Records excerpted from a collection:
────
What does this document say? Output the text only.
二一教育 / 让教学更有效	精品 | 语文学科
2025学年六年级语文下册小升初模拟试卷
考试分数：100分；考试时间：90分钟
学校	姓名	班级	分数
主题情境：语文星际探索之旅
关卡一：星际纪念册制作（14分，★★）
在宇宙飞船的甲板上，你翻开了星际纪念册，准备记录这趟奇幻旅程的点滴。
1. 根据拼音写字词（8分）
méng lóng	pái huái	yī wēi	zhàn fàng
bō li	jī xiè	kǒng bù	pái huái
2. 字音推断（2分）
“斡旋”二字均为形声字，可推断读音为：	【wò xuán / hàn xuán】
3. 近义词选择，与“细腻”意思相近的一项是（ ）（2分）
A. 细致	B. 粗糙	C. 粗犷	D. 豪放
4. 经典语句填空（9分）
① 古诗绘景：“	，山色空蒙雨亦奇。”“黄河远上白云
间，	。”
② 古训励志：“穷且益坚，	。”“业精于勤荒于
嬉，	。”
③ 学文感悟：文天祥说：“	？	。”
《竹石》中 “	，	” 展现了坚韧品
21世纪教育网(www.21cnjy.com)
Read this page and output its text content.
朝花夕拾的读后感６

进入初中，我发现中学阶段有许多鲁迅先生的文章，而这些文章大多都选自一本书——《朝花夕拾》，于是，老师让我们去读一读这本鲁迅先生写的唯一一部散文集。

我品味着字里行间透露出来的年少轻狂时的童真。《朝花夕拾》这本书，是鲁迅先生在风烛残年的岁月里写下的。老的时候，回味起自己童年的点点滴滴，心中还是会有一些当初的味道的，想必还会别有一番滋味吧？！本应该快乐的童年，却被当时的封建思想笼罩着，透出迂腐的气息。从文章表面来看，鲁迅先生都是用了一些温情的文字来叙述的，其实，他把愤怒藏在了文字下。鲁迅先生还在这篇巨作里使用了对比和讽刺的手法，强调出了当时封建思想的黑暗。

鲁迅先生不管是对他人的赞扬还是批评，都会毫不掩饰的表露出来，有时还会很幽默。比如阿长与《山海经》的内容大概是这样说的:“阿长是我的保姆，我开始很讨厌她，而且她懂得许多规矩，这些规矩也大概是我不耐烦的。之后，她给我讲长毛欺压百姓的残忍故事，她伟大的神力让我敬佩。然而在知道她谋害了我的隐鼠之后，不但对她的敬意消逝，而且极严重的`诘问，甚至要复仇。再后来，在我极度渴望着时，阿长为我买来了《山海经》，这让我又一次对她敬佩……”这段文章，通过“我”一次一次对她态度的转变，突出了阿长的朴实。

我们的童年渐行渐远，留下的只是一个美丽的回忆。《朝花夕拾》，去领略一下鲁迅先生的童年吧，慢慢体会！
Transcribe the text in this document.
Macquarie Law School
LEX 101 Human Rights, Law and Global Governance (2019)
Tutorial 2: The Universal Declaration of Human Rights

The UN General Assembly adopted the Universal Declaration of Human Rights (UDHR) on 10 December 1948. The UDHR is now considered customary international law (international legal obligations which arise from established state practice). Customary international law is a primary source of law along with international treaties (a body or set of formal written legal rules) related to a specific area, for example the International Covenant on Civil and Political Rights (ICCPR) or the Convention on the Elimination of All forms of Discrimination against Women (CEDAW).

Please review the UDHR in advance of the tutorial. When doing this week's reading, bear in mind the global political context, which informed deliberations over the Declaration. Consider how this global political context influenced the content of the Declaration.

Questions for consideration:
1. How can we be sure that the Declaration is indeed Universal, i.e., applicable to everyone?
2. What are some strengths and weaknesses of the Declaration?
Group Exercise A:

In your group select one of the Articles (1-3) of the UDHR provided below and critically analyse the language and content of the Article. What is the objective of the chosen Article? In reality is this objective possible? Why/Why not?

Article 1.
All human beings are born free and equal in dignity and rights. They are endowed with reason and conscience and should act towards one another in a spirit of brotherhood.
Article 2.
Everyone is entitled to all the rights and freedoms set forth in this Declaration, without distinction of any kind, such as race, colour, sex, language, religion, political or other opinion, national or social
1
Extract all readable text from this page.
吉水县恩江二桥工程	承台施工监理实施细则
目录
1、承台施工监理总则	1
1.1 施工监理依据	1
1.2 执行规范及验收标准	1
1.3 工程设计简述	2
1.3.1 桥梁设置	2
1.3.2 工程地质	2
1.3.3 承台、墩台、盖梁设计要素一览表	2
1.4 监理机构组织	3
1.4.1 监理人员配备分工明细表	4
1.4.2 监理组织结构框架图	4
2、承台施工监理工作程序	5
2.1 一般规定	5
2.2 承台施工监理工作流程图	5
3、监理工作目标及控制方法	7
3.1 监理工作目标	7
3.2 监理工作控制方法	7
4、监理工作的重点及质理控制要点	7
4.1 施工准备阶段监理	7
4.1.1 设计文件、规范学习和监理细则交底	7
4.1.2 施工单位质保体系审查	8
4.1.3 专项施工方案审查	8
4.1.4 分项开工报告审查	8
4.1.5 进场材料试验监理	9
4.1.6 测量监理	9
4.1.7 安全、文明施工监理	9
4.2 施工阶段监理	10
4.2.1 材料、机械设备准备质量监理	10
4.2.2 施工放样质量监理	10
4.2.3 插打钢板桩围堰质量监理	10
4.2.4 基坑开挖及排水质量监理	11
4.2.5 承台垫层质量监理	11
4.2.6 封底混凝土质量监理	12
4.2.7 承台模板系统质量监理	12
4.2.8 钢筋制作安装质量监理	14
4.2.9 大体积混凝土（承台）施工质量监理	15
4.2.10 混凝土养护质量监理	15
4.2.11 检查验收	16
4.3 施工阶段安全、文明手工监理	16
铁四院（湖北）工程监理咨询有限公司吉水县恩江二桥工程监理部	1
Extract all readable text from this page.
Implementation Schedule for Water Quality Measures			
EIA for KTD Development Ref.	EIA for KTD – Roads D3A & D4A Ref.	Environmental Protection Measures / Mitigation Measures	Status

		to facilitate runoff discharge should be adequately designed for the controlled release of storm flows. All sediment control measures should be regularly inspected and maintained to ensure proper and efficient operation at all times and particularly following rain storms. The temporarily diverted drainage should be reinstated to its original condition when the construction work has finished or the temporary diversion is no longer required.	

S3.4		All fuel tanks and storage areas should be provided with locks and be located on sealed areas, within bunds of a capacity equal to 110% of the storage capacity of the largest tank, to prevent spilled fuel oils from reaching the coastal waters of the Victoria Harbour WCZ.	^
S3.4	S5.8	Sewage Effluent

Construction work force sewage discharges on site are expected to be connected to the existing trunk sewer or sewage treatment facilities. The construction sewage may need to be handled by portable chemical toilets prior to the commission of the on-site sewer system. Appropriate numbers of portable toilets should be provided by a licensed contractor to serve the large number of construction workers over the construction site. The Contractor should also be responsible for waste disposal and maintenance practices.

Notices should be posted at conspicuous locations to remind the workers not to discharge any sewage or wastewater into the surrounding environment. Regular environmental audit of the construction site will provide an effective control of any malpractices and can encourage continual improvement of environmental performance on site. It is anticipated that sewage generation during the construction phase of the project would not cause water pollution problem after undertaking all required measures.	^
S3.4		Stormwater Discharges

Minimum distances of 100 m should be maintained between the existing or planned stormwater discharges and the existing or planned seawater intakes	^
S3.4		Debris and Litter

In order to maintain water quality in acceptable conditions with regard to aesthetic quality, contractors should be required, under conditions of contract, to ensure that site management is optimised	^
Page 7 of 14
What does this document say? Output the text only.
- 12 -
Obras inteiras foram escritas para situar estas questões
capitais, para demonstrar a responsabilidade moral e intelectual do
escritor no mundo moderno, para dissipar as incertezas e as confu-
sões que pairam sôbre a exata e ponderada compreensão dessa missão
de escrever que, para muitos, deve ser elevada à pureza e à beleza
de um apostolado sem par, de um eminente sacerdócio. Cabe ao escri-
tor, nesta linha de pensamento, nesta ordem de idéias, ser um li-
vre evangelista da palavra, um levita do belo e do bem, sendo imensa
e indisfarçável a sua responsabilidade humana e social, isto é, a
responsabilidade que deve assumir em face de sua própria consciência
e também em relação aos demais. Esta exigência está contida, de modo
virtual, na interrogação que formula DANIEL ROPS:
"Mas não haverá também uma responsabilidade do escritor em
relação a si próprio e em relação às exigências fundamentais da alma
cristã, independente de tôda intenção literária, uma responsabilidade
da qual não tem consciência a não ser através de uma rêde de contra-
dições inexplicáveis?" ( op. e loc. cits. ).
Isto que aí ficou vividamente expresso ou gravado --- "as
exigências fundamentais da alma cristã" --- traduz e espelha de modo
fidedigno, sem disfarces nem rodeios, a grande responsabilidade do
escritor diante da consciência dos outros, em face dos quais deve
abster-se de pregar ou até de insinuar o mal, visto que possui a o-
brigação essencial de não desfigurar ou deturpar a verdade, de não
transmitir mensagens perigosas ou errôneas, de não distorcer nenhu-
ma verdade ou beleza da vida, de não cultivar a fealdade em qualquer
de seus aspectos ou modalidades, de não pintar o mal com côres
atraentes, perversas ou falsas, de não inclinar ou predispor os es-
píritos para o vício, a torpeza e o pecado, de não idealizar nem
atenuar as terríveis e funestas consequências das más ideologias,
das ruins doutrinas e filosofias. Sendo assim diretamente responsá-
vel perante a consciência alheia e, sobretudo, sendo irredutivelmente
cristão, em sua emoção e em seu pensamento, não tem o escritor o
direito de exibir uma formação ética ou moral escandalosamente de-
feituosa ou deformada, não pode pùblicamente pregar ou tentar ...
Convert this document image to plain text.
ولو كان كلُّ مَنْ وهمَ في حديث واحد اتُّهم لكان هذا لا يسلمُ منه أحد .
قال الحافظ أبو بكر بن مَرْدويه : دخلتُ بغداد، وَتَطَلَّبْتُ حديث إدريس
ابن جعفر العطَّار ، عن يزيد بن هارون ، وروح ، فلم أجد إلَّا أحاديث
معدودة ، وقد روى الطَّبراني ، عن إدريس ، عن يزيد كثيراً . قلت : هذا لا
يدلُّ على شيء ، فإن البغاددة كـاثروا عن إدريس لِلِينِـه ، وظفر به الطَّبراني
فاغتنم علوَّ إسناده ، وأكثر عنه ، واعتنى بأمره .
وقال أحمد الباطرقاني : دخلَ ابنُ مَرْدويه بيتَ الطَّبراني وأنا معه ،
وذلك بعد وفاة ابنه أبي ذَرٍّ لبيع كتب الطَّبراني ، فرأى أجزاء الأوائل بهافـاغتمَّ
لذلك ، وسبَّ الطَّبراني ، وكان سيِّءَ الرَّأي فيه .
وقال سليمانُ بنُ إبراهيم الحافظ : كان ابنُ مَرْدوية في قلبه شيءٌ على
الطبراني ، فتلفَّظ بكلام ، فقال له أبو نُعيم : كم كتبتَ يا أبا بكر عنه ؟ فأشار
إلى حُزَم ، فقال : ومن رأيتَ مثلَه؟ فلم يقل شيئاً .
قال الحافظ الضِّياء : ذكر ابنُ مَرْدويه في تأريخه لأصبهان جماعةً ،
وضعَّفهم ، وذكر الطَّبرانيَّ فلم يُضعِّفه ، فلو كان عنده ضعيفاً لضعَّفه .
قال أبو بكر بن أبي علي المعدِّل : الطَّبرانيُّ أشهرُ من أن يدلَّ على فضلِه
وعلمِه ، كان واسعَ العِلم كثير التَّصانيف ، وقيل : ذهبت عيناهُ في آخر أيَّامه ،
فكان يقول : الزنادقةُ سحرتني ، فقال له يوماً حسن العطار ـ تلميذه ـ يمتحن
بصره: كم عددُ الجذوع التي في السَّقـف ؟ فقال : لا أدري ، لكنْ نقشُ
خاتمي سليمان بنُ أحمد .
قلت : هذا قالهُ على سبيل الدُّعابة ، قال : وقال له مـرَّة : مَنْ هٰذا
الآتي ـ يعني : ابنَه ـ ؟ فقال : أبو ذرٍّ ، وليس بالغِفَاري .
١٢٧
────
Short problem: From the listing above, collect each line in which the string "modo" appears.

Response to the task:
e também em relação aos demais. Esta exigência está contida, de modo
exigências fundamentais da alma cristã" --- traduz e espelha de modo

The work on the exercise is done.